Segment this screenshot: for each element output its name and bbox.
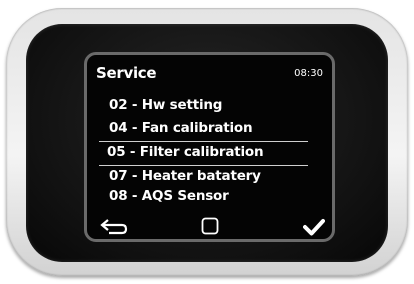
menu-item-heater-battery[interactable]: 07 - Heater batatery (109, 168, 261, 184)
selection-bottom-line (99, 165, 308, 166)
selection-top-line (99, 141, 308, 142)
menu-item-filter-calibration[interactable]: 05 - Filter calibration (107, 144, 264, 160)
square-outline-icon (201, 217, 219, 235)
menu-item-label: 02 - Hw setting (109, 97, 223, 113)
menu-item-label: 04 - Fan calibration (109, 120, 253, 136)
return-arrow-icon (100, 219, 128, 235)
back-button[interactable] (99, 217, 129, 235)
display-screen: Service 08:30 02 - Hw setting 04 - Fan c… (84, 52, 335, 242)
menu-item-label: 05 - Filter calibration (107, 144, 264, 160)
home-button[interactable] (201, 217, 219, 235)
menu-item-label: 08 - AQS Sensor (109, 188, 229, 204)
menu-item-label: 07 - Heater batatery (109, 168, 261, 184)
confirm-button[interactable] (303, 218, 325, 236)
clock: 08:30 (294, 68, 323, 79)
menu-item-aqs-sensor[interactable]: 08 - AQS Sensor (109, 188, 229, 204)
screen-title: Service (96, 64, 157, 82)
menu-item-hw-setting[interactable]: 02 - Hw setting (109, 97, 222, 113)
checkmark-icon (303, 219, 325, 236)
menu-item-fan-calibration[interactable]: 04 - Fan calibration (109, 120, 253, 136)
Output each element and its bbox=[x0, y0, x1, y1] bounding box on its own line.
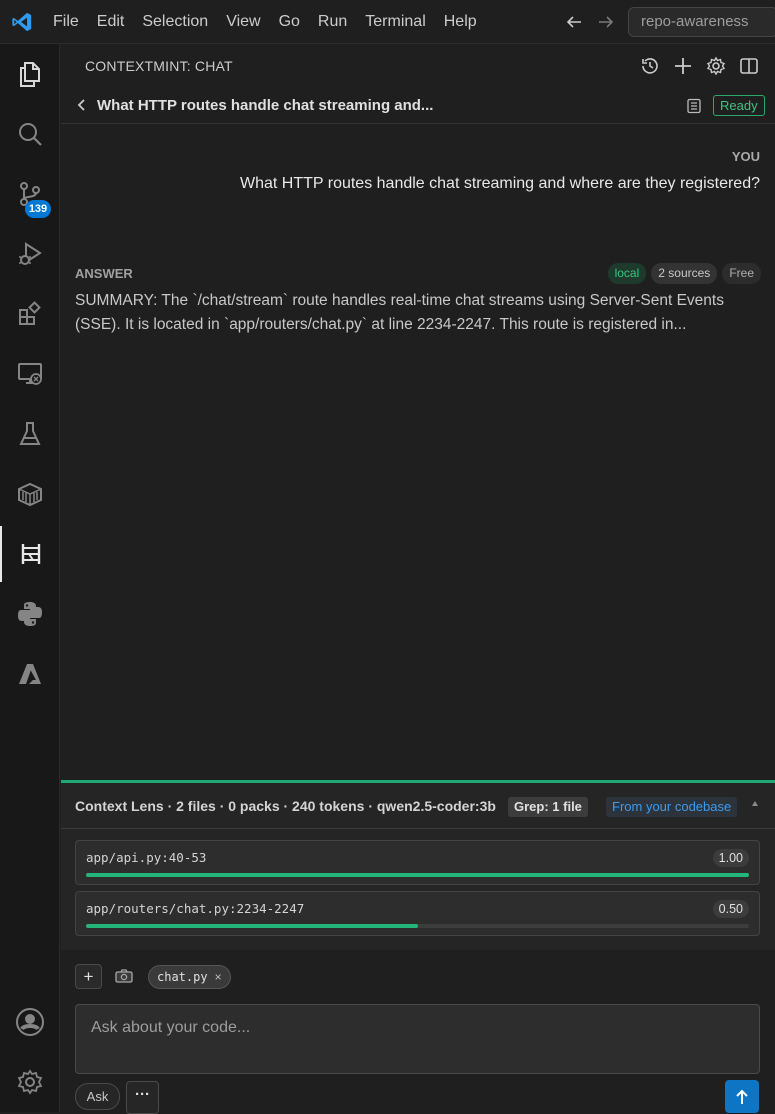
context-lens-title: Context Lens · 2 files · 0 packs · 240 t… bbox=[75, 798, 496, 814]
menu-file[interactable]: File bbox=[44, 0, 88, 44]
arrow-up-icon bbox=[736, 1089, 748, 1104]
add-context-button[interactable]: + bbox=[75, 964, 102, 989]
relevance-score: 1.00 bbox=[712, 849, 749, 867]
conversation-header: What HTTP routes handle chat streaming a… bbox=[61, 88, 775, 124]
context-file-row[interactable]: app/routers/chat.py:2234-2247 0.50 bbox=[75, 891, 760, 936]
attached-file-chip[interactable]: chat.py × bbox=[148, 965, 231, 989]
title-bar: File Edit Selection View Go Run Terminal… bbox=[0, 0, 775, 44]
source-control-badge: 139 bbox=[25, 200, 51, 218]
extensions-icon[interactable] bbox=[0, 286, 60, 342]
context-lens: Context Lens · 2 files · 0 packs · 240 t… bbox=[61, 780, 775, 950]
remote-explorer-icon[interactable] bbox=[0, 346, 60, 402]
relevance-bar bbox=[86, 873, 749, 877]
panel-header: CONTEXTMINT: CHAT bbox=[61, 44, 775, 88]
tag-sources[interactable]: 2 sources bbox=[651, 263, 718, 284]
answer-tags: local 2 sources Free bbox=[607, 263, 761, 284]
grep-badge[interactable]: Grep: 1 file bbox=[508, 797, 588, 817]
camera-icon[interactable] bbox=[115, 968, 133, 984]
remove-chip-close-icon[interactable]: × bbox=[215, 970, 222, 984]
run-debug-icon[interactable] bbox=[0, 226, 60, 282]
status-badge: Ready bbox=[713, 95, 765, 116]
relevance-bar-fill bbox=[86, 873, 749, 877]
menu-terminal[interactable]: Terminal bbox=[356, 0, 434, 44]
chevron-left-icon[interactable] bbox=[71, 94, 93, 116]
containers-icon[interactable] bbox=[0, 466, 60, 522]
menu-view[interactable]: View bbox=[217, 0, 269, 44]
relevance-score: 0.50 bbox=[712, 900, 749, 918]
composer: + chat.py × Ask about your code... Ask ·… bbox=[61, 950, 775, 1114]
context-file-row[interactable]: app/api.py:40-53 1.00 bbox=[75, 840, 760, 885]
chat-panel: CONTEXTMINT: CHAT What HTTP routes handl… bbox=[61, 44, 775, 1114]
split-view-icon[interactable] bbox=[737, 54, 761, 78]
accounts-icon[interactable] bbox=[0, 994, 60, 1050]
history-icon[interactable] bbox=[638, 54, 662, 78]
new-chat-plus-icon[interactable] bbox=[671, 54, 695, 78]
azure-icon[interactable] bbox=[0, 646, 60, 702]
attached-file-name: chat.py bbox=[157, 970, 208, 984]
context-file-path: app/routers/chat.py:2234-2247 bbox=[86, 901, 305, 916]
python-icon[interactable] bbox=[0, 586, 60, 642]
back-arrow-icon[interactable] bbox=[562, 10, 586, 34]
header-actions bbox=[638, 54, 761, 78]
contextmint-icon[interactable] bbox=[0, 526, 60, 582]
settings-gear-icon[interactable] bbox=[704, 54, 728, 78]
document-icon[interactable] bbox=[686, 98, 702, 114]
explorer-icon[interactable] bbox=[0, 46, 60, 102]
vscode-logo-icon bbox=[0, 0, 44, 44]
relevance-bar-fill bbox=[86, 924, 418, 928]
conversation-title: What HTTP routes handle chat streaming a… bbox=[97, 97, 434, 114]
manage-gear-icon[interactable] bbox=[0, 1054, 60, 1110]
user-message: What HTTP routes handle chat streaming a… bbox=[240, 175, 760, 192]
testing-icon[interactable] bbox=[0, 406, 60, 462]
menu-selection[interactable]: Selection bbox=[133, 0, 217, 44]
search-icon[interactable] bbox=[0, 106, 60, 162]
forward-arrow-icon[interactable] bbox=[594, 10, 618, 34]
menu-bar: File Edit Selection View Go Run Terminal… bbox=[44, 0, 486, 44]
command-center-search[interactable]: repo-awareness bbox=[628, 7, 775, 37]
answer-label: ANSWER bbox=[75, 266, 133, 281]
navigation-arrows bbox=[562, 0, 618, 44]
panel-title: CONTEXTMINT: CHAT bbox=[85, 58, 233, 74]
context-file-path: app/api.py:40-53 bbox=[86, 850, 207, 865]
menu-edit[interactable]: Edit bbox=[88, 0, 134, 44]
tag-free: Free bbox=[722, 263, 761, 284]
mode-select-button[interactable]: Ask bbox=[75, 1083, 120, 1110]
from-codebase-badge[interactable]: From your codebase bbox=[606, 797, 738, 817]
collapse-caret-icon[interactable] bbox=[752, 801, 758, 806]
tag-local: local bbox=[607, 263, 647, 284]
user-label: YOU bbox=[731, 149, 760, 164]
source-control-icon[interactable]: 139 bbox=[0, 166, 60, 222]
context-lens-header[interactable]: Context Lens · 2 files · 0 packs · 240 t… bbox=[61, 783, 775, 829]
relevance-bar bbox=[86, 924, 749, 928]
more-options-button[interactable]: ··· bbox=[126, 1081, 159, 1114]
menu-help[interactable]: Help bbox=[435, 0, 486, 44]
activity-bar: 139 bbox=[0, 44, 60, 1112]
menu-run[interactable]: Run bbox=[309, 0, 356, 44]
chat-input[interactable]: Ask about your code... bbox=[75, 1004, 760, 1074]
menu-go[interactable]: Go bbox=[270, 0, 309, 44]
send-button[interactable] bbox=[725, 1080, 759, 1113]
answer-text: SUMMARY: The `/chat/stream` route handle… bbox=[75, 292, 724, 333]
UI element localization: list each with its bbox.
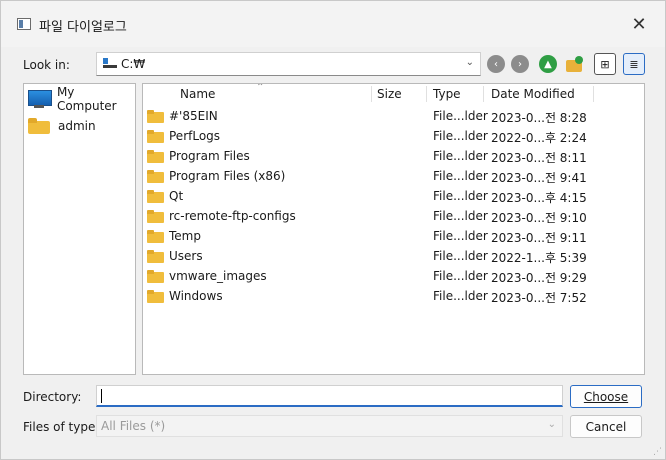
choose-button[interactable]: Choose bbox=[570, 385, 642, 408]
table-row[interactable]: Users File...lder 2022-1...후 5:39 bbox=[143, 246, 643, 266]
file-name: PerfLogs bbox=[169, 129, 221, 143]
resize-grip-icon[interactable]: ⋰ bbox=[653, 447, 662, 457]
folder-icon bbox=[147, 130, 164, 143]
drive-icon bbox=[103, 58, 117, 68]
file-date: 2023-0...전 8:11 bbox=[491, 151, 587, 165]
file-type: File...lder bbox=[433, 269, 488, 283]
chevron-down-icon[interactable]: ⌄ bbox=[466, 57, 474, 68]
directory-label: Directory: bbox=[23, 390, 82, 404]
sidebar-item-my-computer[interactable]: My Computer bbox=[28, 85, 134, 113]
computer-icon bbox=[28, 90, 52, 108]
file-date: 2023-0...전 7:52 bbox=[491, 291, 587, 305]
look-in-combo[interactable]: C:₩ ⌄ bbox=[96, 52, 481, 76]
file-date: 2023-0...전 9:10 bbox=[491, 211, 587, 225]
folder-icon bbox=[147, 170, 164, 183]
file-list-header: ⌃ Name Size Type Date Modified bbox=[143, 84, 595, 104]
close-button[interactable]: ✕ bbox=[621, 9, 657, 39]
folder-icon bbox=[147, 150, 164, 163]
column-header-name[interactable]: Name bbox=[180, 87, 215, 101]
file-name: #'85EIN bbox=[169, 109, 218, 123]
sidebar-item-label: My Computer bbox=[56, 85, 117, 113]
chevron-down-icon[interactable]: ⌄ bbox=[548, 419, 556, 430]
folder-icon bbox=[28, 118, 50, 134]
file-name: Users bbox=[169, 249, 203, 263]
file-date: 2022-0...후 2:24 bbox=[491, 131, 587, 145]
file-dialog: 파일 다이얼로그 ✕ Look in: C:₩ ⌄ ‹ › ▲ ⊞ ≣ My C… bbox=[0, 0, 666, 460]
file-date: 2023-0...전 9:41 bbox=[491, 171, 587, 185]
window-icon bbox=[17, 18, 31, 30]
file-date: 2023-0...전 9:11 bbox=[491, 231, 587, 245]
folder-icon bbox=[147, 190, 164, 203]
parent-directory-button[interactable]: ▲ bbox=[539, 55, 557, 73]
column-divider[interactable] bbox=[593, 86, 594, 102]
column-divider[interactable] bbox=[426, 86, 427, 102]
table-row[interactable]: vmware_images File...lder 2023-0...전 9:2… bbox=[143, 266, 643, 286]
directory-input[interactable] bbox=[96, 385, 563, 407]
cancel-button[interactable]: Cancel bbox=[570, 415, 642, 438]
folder-icon bbox=[147, 110, 164, 123]
window-title: 파일 다이얼로그 bbox=[39, 20, 127, 35]
file-type: File...lder bbox=[433, 189, 488, 203]
files-of-type-value: All Files (*) bbox=[101, 419, 166, 433]
file-name: Temp bbox=[169, 229, 201, 243]
folder-icon bbox=[147, 250, 164, 263]
files-of-type-combo[interactable]: All Files (*) ⌄ bbox=[96, 415, 563, 437]
file-date: 2022-1...후 5:39 bbox=[491, 251, 587, 265]
forward-button[interactable]: › bbox=[511, 55, 529, 73]
detail-view-button[interactable]: ≣ bbox=[623, 53, 645, 75]
file-name: vmware_images bbox=[169, 269, 267, 283]
file-name: Qt bbox=[169, 189, 184, 203]
table-row[interactable]: Windows File...lder 2023-0...전 7:52 bbox=[143, 286, 643, 306]
file-date: 2023-0...전 9:29 bbox=[491, 271, 587, 285]
file-type: File...lder bbox=[433, 289, 488, 303]
file-type: File...lder bbox=[433, 129, 488, 143]
file-type: File...lder bbox=[433, 209, 488, 223]
new-folder-icon[interactable] bbox=[566, 56, 584, 72]
look-in-value: C:₩ bbox=[121, 57, 146, 71]
file-type: File...lder bbox=[433, 229, 488, 243]
sidebar-item-label: admin bbox=[58, 119, 96, 133]
table-row[interactable]: Program Files File...lder 2023-0...전 8:1… bbox=[143, 146, 643, 166]
table-row[interactable]: Program Files (x86) File...lder 2023-0..… bbox=[143, 166, 643, 186]
file-list: ⌃ Name Size Type Date Modified #'85EIN F… bbox=[142, 83, 645, 375]
folder-icon bbox=[147, 230, 164, 243]
folder-icon bbox=[147, 290, 164, 303]
file-type: File...lder bbox=[433, 109, 488, 123]
file-type: File...lder bbox=[433, 169, 488, 183]
column-header-date-modified[interactable]: Date Modified bbox=[491, 87, 575, 101]
file-type: File...lder bbox=[433, 249, 488, 263]
file-type: File...lder bbox=[433, 149, 488, 163]
sidebar-item-admin[interactable]: admin bbox=[28, 115, 134, 137]
column-header-type[interactable]: Type bbox=[433, 87, 461, 101]
table-row[interactable]: rc-remote-ftp-configs File...lder 2023-0… bbox=[143, 206, 643, 226]
file-date: 2023-0...후 4:15 bbox=[491, 191, 587, 205]
file-name: Program Files bbox=[169, 149, 250, 163]
column-header-size[interactable]: Size bbox=[377, 87, 402, 101]
file-date: 2023-0...전 8:28 bbox=[491, 111, 587, 125]
column-divider[interactable] bbox=[371, 86, 372, 102]
column-divider[interactable] bbox=[483, 86, 484, 102]
table-row[interactable]: #'85EIN File...lder 2023-0...전 8:28 bbox=[143, 106, 643, 126]
folder-icon bbox=[147, 210, 164, 223]
file-name: Program Files (x86) bbox=[169, 169, 286, 183]
back-button[interactable]: ‹ bbox=[487, 55, 505, 73]
sort-ascending-icon: ⌃ bbox=[256, 83, 265, 93]
file-name: rc-remote-ftp-configs bbox=[169, 209, 296, 223]
table-row[interactable]: PerfLogs File...lder 2022-0...후 2:24 bbox=[143, 126, 643, 146]
table-row[interactable]: Qt File...lder 2023-0...후 4:15 bbox=[143, 186, 643, 206]
text-caret bbox=[101, 389, 102, 403]
table-row[interactable]: Temp File...lder 2023-0...전 9:11 bbox=[143, 226, 643, 246]
look-in-label: Look in: bbox=[23, 58, 70, 72]
title-bar: 파일 다이얼로그 ✕ bbox=[1, 1, 665, 47]
list-view-button[interactable]: ⊞ bbox=[594, 53, 616, 75]
folder-icon bbox=[147, 270, 164, 283]
file-name: Windows bbox=[169, 289, 223, 303]
files-of-type-label: Files of type: bbox=[23, 420, 100, 434]
sidebar: My Computer admin bbox=[23, 83, 136, 375]
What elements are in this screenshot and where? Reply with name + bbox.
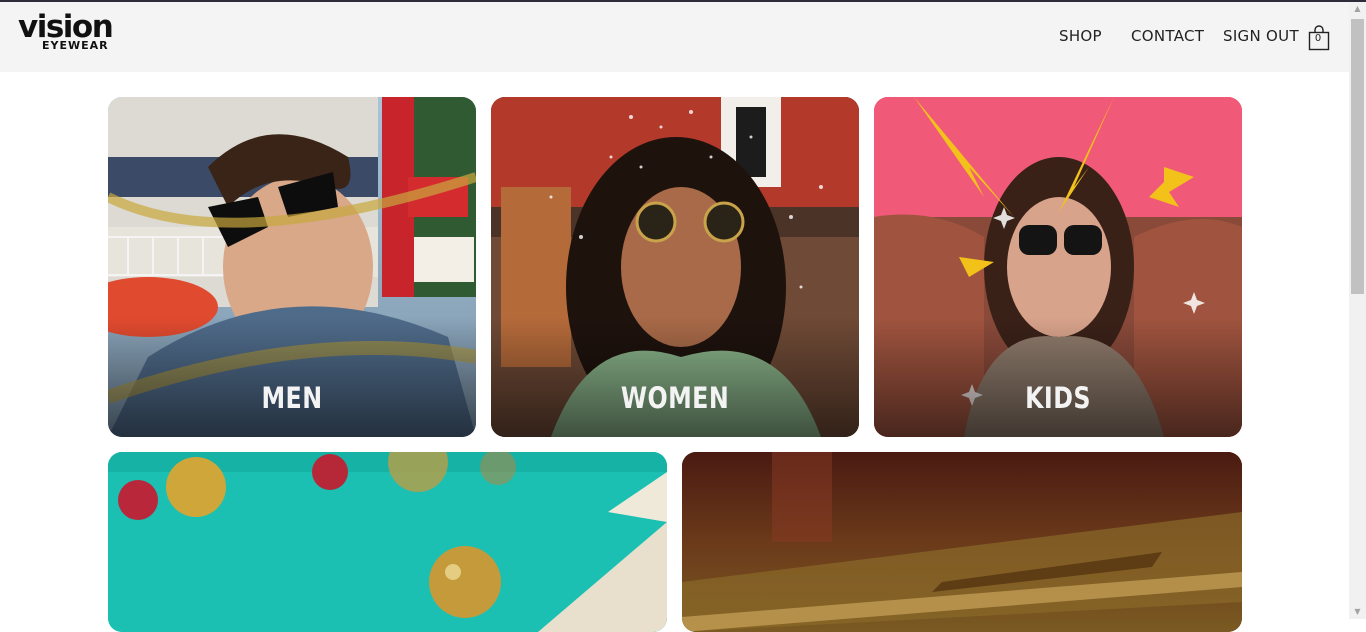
pool-photo — [108, 452, 667, 632]
vision-eyewear-logo[interactable]: vision EYEWEAR — [18, 12, 138, 56]
scrollbar-thumb[interactable] — [1351, 19, 1364, 294]
logo-main-text: vision — [18, 9, 114, 45]
shopping-bag-button[interactable]: 0 — [1308, 24, 1330, 52]
wood-photo — [682, 452, 1242, 632]
category-card-kids[interactable]: KIDS — [874, 97, 1242, 437]
site-header: vision EYEWEAR SHOP CONTACT SIGN OUT 0 — [0, 2, 1349, 72]
category-label-men: MEN — [261, 381, 323, 415]
scroll-up-arrow-icon[interactable]: ▲ — [1349, 2, 1366, 16]
kids-label-shade — [874, 317, 1242, 437]
cart-count: 0 — [1314, 33, 1322, 44]
nav-sign-out-link[interactable]: SIGN OUT — [1223, 27, 1299, 45]
scroll-down-arrow-icon[interactable]: ▼ — [1349, 605, 1366, 619]
women-label-shade — [491, 317, 859, 437]
men-label-shade — [108, 317, 476, 437]
promo-card-wood[interactable] — [682, 452, 1242, 632]
page-scrollbar[interactable]: ▲ ▼ — [1349, 2, 1366, 619]
category-card-women[interactable]: WOMEN — [491, 97, 859, 437]
category-label-women: WOMEN — [620, 381, 730, 415]
nav-contact-link[interactable]: CONTACT — [1131, 27, 1204, 45]
nav-shop-link[interactable]: SHOP — [1059, 27, 1102, 45]
category-label-kids: KIDS — [1025, 381, 1091, 415]
logo-sub-text: EYEWEAR — [42, 39, 109, 52]
promo-card-pool[interactable] — [108, 452, 667, 632]
category-card-men[interactable]: MEN — [108, 97, 476, 437]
******
Written exercise: Rewrite the item lines starting at the one containing "context-lens-title: Context Lens" and ending at the one containing "relevance-score: 0.50 bbox=[712, 900, 749, 918]" as a Markdown table with a Row column numbering each line and a Line column holding the line itself, leaving out any blank lines.

Task answer:
| Row | Line |
|---|---|
| 1 | context-lens-title: Context Lens · 2 files · 0 packs · 240 t… bbox=[75, 798, 496, 814] |
| 2 | menu-file[interactable]: File bbox=[44, 0, 88, 44] |
| 3 | arrow-up-icon bbox=[736, 1089, 748, 1104] |
| 4 | add-context-button[interactable]: + bbox=[75, 964, 102, 989] |
| 5 | relevance-score: 1.00 bbox=[712, 849, 749, 867] |
| 6 | conversation-header: What HTTP routes handle chat streaming a… bbox=[61, 88, 775, 124] |
| 7 | context-file-row[interactable]: app/routers/chat.py:2234-2247 0.50 bbox=[75, 891, 760, 936] |
| 8 | attached-file-chip[interactable]: chat.py × bbox=[148, 965, 231, 989] |
| 9 | title-bar: File Edit Selection View Go Run Terminal… bbox=[0, 0, 775, 44] |
| 10 | source-control-badge: 139 bbox=[25, 200, 51, 218] |
| 11 | extensions-icon[interactable] bbox=[0, 286, 60, 342] |
| 12 | context-lens: Context Lens · 2 files · 0 packs · 240 t… bbox=[61, 780, 775, 950] |
| 13 | remote-explorer-icon[interactable] bbox=[0, 346, 60, 402] |
| 14 | relevance-bar bbox=[86, 873, 749, 877] |
| 15 | panel-header: CONTEXTMINT: CHAT bbox=[61, 44, 775, 88] |
| 16 | tag-sources[interactable]: 2 sources bbox=[651, 263, 718, 284] |
| 17 | answer-tags: local 2 sources Free bbox=[607, 263, 761, 284] |
| 18 | grep-badge[interactable]: Grep: 1 file bbox=[508, 797, 588, 817] |
| 19 | camera-icon[interactable] bbox=[115, 968, 133, 984] |
| 20 | remove-chip-close-icon[interactable]: × bbox=[215, 970, 222, 984] |
| 21 | run-debug-icon[interactable] bbox=[0, 226, 60, 282] |
| 22 | status-badge: Ready bbox=[713, 95, 765, 116] |
| 23 | relevance-bar-fill bbox=[86, 873, 749, 877] |
| 24 | menu-terminal[interactable]: Terminal bbox=[356, 0, 434, 44] |
| 25 | chevron-left-icon[interactable] bbox=[71, 94, 93, 116] |
| 26 | containers-icon[interactable] bbox=[0, 466, 60, 522] |
| 27 | menu-view[interactable]: View bbox=[217, 0, 269, 44] |
| 28 | relevance-score: 0.50 bbox=[712, 900, 749, 918] |